### SOURCE DATA
start
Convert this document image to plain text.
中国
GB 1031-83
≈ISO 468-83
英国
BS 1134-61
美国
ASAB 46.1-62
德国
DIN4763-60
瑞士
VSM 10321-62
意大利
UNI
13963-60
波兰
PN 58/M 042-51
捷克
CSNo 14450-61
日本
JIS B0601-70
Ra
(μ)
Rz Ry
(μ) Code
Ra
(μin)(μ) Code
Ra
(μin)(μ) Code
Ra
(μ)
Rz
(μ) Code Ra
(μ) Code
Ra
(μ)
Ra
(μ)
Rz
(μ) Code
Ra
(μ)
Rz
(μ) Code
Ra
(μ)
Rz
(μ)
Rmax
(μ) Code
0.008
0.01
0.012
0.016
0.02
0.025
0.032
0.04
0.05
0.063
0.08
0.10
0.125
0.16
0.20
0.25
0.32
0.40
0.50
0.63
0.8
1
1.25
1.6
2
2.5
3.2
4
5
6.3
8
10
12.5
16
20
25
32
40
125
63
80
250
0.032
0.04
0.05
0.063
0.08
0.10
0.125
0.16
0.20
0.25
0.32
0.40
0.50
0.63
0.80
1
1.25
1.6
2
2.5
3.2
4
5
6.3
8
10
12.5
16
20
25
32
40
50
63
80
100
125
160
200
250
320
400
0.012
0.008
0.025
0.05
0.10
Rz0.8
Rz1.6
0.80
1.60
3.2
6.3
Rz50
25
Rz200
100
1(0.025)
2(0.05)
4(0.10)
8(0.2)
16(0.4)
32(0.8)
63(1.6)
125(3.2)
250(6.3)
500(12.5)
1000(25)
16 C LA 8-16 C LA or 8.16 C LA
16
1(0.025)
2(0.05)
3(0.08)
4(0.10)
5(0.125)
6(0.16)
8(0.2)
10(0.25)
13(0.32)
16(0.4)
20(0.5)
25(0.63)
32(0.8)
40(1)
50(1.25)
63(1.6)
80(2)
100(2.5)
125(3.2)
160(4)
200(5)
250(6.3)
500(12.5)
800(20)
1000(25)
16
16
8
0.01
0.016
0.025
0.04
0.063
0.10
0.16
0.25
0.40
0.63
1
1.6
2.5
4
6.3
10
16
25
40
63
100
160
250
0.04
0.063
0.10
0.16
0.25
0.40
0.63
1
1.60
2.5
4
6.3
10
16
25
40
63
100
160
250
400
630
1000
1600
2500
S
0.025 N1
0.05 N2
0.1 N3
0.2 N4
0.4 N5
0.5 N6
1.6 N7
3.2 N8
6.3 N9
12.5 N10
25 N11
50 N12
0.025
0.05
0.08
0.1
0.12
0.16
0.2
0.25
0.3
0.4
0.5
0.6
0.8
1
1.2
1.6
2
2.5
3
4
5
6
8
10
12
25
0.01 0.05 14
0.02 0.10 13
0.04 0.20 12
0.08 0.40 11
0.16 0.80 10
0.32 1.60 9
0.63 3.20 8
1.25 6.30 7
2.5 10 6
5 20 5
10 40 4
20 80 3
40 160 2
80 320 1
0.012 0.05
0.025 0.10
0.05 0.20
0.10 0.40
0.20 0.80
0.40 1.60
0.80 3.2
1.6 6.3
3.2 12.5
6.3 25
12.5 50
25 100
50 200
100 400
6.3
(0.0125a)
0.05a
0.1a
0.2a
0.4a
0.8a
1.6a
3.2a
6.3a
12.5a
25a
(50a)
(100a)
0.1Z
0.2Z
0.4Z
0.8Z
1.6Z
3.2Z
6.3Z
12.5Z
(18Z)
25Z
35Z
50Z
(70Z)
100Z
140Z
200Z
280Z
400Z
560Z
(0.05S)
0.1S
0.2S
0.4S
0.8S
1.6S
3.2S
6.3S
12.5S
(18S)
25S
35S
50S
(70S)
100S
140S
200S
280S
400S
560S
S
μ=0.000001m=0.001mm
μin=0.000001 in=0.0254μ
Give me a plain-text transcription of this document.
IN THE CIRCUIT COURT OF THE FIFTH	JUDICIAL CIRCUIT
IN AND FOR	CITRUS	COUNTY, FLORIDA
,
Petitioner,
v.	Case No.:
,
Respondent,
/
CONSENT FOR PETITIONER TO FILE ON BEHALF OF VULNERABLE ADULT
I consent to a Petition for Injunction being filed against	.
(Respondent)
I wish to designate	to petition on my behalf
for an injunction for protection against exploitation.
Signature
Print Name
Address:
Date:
end
### BRIEF
Write down the full listing again, exactly.

### WRITTEN RESPONSE
Convert this document image to plain text.
中国
GB 1031-83
≈ISO 468-83
英国
BS 1134-61
美国
ASAB 46.1-62
德国
DIN4763-60
瑞士
VSM 10321-62
意大利
UNI
13963-60
波兰
PN 58/M 042-51
捷克
CSNo 14450-61
日本
JIS B0601-70
Ra
(μ)
Rz Ry
(μ) Code
Ra
(μin)(μ) Code
Ra
(μin)(μ) Code
Ra
(μ)
Rz
(μ) Code Ra
(μ) Code
Ra
(μ)
Ra
(μ)
Rz
(μ) Code
Ra
(μ)
Rz
(μ) Code
Ra
(μ)
Rz
(μ)
Rmax
(μ) Code
0.008
0.01
0.012
0.016
0.02
0.025
0.032
0.04
0.05
0.063
0.08
0.10
0.125
0.16
0.20
0.25
0.32
0.40
0.50
0.63
0.8
1
1.25
1.6
2
2.5
3.2
4
5
6.3
8
10
12.5
16
20
25
32
40
125
63
80
250
0.032
0.04
0.05
0.063
0.08
0.10
0.125
0.16
0.20
0.25
0.32
0.40
0.50
0.63
0.80
1
1.25
1.6
2
2.5
3.2
4
5
6.3
8
10
12.5
16
20
25
32
40
50
63
80
100
125
160
200
250
320
400
0.012
0.008
0.025
0.05
0.10
Rz0.8
Rz1.6
0.80
1.60
3.2
6.3
Rz50
25
Rz200
100
1(0.025)
2(0.05)
4(0.10)
8(0.2)
16(0.4)
32(0.8)
63(1.6)
125(3.2)
250(6.3)
500(12.5)
1000(25)
16 C LA 8-16 C LA or 8.16 C LA
16
1(0.025)
2(0.05)
3(0.08)
4(0.10)
5(0.125)
6(0.16)
8(0.2)
10(0.25)
13(0.32)
16(0.4)
20(0.5)
25(0.63)
32(0.8)
40(1)
50(1.25)
63(1.6)
80(2)
100(2.5)
125(3.2)
160(4)
200(5)
250(6.3)
500(12.5)
800(20)
1000(25)
16
16
8
0.01
0.016
0.025
0.04
0.063
0.10
0.16
0.25
0.40
0.63
1
1.6
2.5
4
6.3
10
16
25
40
63
100
160
250
0.04
0.063
0.10
0.16
0.25
0.40
0.63
1
1.60
2.5
4
6.3
10
16
25
40
63
100
160
250
400
630
1000
1600
2500
S
0.025 N1
0.05 N2
0.1 N3
0.2 N4
0.4 N5
0.5 N6
1.6 N7
3.2 N8
6.3 N9
12.5 N10
25 N11
50 N12
0.025
0.05
0.08
0.1
0.12
0.16
0.2
0.25
0.3
0.4
0.5
0.6
0.8
1
1.2
1.6
2
2.5
3
4
5
6
8
10
12
25
0.01 0.05 14
0.02 0.10 13
0.04 0.20 12
0.08 0.40 11
0.16 0.80 10
0.32 1.60 9
0.63 3.20 8
1.25 6.30 7
2.5 10 6
5 20 5
10 40 4
20 80 3
40 160 2
80 320 1
0.012 0.05
0.025 0.10
0.05 0.20
0.10 0.40
0.20 0.80
0.40 1.60
0.80 3.2
1.6 6.3
3.2 12.5
6.3 25
12.5 50
25 100
50 200
100 400
6.3
(0.0125a)
0.05a
0.1a
0.2a
0.4a
0.8a
1.6a
3.2a
6.3a
12.5a
25a
(50a)
(100a)
0.1Z
0.2Z
0.4Z
0.8Z
1.6Z
3.2Z
6.3Z
12.5Z
(18Z)
25Z
35Z
50Z
(70Z)
100Z
140Z
200Z
280Z
400Z
560Z
(0.05S)
0.1S
0.2S
0.4S
0.8S
1.6S
3.2S
6.3S
12.5S
(18S)
25S
35S
50S
(70S)
100S
140S
200S
280S
400S
560S
S
μ=0.000001m=0.001mm
μin=0.000001 in=0.0254μ
Give me a plain-text transcription of this document.
IN THE CIRCUIT COURT OF THE FIFTH	JUDICIAL CIRCUIT
IN AND FOR	CITRUS	COUNTY, FLORIDA
,
Petitioner,
v.	Case No.:
,
Respondent,
/
CONSENT FOR PETITIONER TO FILE ON BEHALF OF VULNERABLE ADULT
I consent to a Petition for Injunction being filed against	.
(Respondent)
I wish to designate	to petition on my behalf
for an injunction for protection against exploitation.
Signature
Print Name
Address:
Date:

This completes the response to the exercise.